** Required work **
[a] Answer these from the forum post about a heat sink with TO-247 packages, one answer per line:
(i) What material did the poster use to model the die?
(ii) What did the cross section of the temperature distribution show about the junction?
(iii) Which figures would the poster rather use than material selection in simulation?
[b] Sum up the forum post about a heat sink with TO-247 packages in two sentences.

8 Replies Latest reply on Oct 24, 2016 7:59 AM by Daniela Coblas

    Heat sink with TO-247

    Travis Rowell

      Hello,

      I am having trouble accuratly modeling TO-247 packages in simulation. I was hoping to get some help on how best to set this up. My TO-247 package consists of three components, a copper case, a die(the transistor), and a plastic case. I modeled the die as silicon, the copper case as copper, and the plastic case as epoxy resin. For the insulator I used the manufactuer spec sheet to build a material (the spec sheet wasnt very good I had to leave a lot blank). I am still not getting accurate results. My prototype has far different values then simulation. I took a cross section of the temperature distribution and I found that the temp of my junction was the same temperature as my heat sink. I know this is not possible. Can anyone who has done this type of work before give me an accurate method for modeling this situtaion? I would much rather use the junction to case resistance, and insulator to heatsink resistance provided by the manufactuer then rely on material selection in simulation. I have upladed my heat sink model for extra clarification.

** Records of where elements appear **
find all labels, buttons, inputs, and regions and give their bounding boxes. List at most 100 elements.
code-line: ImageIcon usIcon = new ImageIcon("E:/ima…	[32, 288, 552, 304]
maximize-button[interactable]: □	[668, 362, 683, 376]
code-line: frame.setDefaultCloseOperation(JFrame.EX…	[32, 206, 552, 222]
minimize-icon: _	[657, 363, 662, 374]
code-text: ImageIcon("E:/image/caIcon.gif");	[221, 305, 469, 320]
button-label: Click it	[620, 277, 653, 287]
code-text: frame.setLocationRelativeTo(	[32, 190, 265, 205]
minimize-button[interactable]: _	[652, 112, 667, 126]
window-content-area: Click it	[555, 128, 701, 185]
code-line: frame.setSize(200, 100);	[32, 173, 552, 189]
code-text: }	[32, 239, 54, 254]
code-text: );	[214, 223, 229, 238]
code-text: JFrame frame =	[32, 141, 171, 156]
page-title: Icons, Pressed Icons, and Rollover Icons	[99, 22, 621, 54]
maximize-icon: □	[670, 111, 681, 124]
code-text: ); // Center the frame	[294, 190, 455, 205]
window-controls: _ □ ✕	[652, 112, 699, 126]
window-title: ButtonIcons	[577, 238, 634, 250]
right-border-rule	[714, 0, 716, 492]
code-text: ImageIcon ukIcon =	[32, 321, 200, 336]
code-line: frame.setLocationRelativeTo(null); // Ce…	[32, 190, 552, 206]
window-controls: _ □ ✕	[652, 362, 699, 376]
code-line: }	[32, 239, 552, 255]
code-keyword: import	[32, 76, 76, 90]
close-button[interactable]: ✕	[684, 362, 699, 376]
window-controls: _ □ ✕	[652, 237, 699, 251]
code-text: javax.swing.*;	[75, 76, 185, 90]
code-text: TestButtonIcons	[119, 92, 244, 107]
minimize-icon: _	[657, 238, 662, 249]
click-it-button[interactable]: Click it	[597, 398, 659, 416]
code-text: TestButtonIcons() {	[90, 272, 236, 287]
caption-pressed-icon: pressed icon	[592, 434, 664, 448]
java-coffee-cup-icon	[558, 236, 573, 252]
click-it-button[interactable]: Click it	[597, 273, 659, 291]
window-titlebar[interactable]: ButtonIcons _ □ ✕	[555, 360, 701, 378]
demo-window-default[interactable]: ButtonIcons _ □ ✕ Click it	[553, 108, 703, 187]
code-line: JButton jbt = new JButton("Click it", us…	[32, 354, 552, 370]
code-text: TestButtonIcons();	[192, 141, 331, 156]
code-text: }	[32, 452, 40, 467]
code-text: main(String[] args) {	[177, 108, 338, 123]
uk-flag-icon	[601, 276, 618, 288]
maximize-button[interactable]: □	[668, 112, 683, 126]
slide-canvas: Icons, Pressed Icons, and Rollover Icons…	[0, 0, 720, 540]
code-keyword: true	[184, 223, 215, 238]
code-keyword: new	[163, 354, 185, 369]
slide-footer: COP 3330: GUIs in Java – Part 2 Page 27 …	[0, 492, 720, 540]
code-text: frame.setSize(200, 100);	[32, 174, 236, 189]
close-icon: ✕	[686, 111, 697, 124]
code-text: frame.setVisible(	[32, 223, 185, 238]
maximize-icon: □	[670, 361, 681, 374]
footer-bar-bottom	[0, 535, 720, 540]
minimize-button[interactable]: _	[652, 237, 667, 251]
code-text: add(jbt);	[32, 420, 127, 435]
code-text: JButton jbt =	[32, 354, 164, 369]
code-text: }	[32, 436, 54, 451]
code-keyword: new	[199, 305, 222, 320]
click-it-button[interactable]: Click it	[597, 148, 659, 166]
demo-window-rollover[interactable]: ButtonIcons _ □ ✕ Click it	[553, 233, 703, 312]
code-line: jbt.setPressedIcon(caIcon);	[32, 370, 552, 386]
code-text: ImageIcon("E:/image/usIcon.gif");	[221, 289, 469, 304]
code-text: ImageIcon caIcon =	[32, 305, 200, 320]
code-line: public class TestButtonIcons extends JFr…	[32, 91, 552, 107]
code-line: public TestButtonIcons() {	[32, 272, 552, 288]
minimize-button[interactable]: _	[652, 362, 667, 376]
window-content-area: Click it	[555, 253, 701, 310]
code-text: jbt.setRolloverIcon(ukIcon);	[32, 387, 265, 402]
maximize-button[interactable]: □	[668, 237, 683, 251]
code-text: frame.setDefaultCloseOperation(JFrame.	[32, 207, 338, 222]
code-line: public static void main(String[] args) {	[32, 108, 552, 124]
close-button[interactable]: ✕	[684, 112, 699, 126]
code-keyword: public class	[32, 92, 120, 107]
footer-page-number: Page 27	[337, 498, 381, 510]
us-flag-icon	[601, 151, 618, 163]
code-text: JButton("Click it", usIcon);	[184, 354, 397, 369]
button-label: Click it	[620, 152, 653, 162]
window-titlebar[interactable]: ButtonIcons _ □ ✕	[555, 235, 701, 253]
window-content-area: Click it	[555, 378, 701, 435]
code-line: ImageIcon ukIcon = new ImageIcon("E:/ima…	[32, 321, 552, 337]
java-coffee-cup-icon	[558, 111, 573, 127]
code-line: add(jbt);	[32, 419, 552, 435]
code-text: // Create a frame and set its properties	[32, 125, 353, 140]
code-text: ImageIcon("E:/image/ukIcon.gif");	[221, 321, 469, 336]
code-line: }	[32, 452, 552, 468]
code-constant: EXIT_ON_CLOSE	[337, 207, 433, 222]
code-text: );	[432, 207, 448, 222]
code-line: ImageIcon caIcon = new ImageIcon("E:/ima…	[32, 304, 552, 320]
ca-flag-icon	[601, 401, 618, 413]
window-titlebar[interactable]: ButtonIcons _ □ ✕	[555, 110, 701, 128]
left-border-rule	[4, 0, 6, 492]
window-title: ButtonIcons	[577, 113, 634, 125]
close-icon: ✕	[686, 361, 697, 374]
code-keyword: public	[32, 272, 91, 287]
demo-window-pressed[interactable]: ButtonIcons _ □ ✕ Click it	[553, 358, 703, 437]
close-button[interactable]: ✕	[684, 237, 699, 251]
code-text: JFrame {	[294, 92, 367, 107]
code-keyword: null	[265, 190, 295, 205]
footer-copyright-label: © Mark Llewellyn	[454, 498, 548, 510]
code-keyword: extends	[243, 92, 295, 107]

** Worked answers **
[a]
(i) Silicon.
(ii) The junction was the same temperature as the heat sink.
(iii) The junction-to-case resistance and the insulator-to-heat-sink resistance provided by the manufacturer.

[b] The poster is having trouble accurately simulating TO-247 packages, which they modeled as a silicon die, a copper case and an epoxy resin plastic case, plus an insulator built from a sparse manufacturer spec sheet. Their prototype gives far different values than the simulation, which shows the junction at the same temperature as the heat sink, so they ask for an accurate modeling method and would prefer to use the manufacturer's thermal resistance values.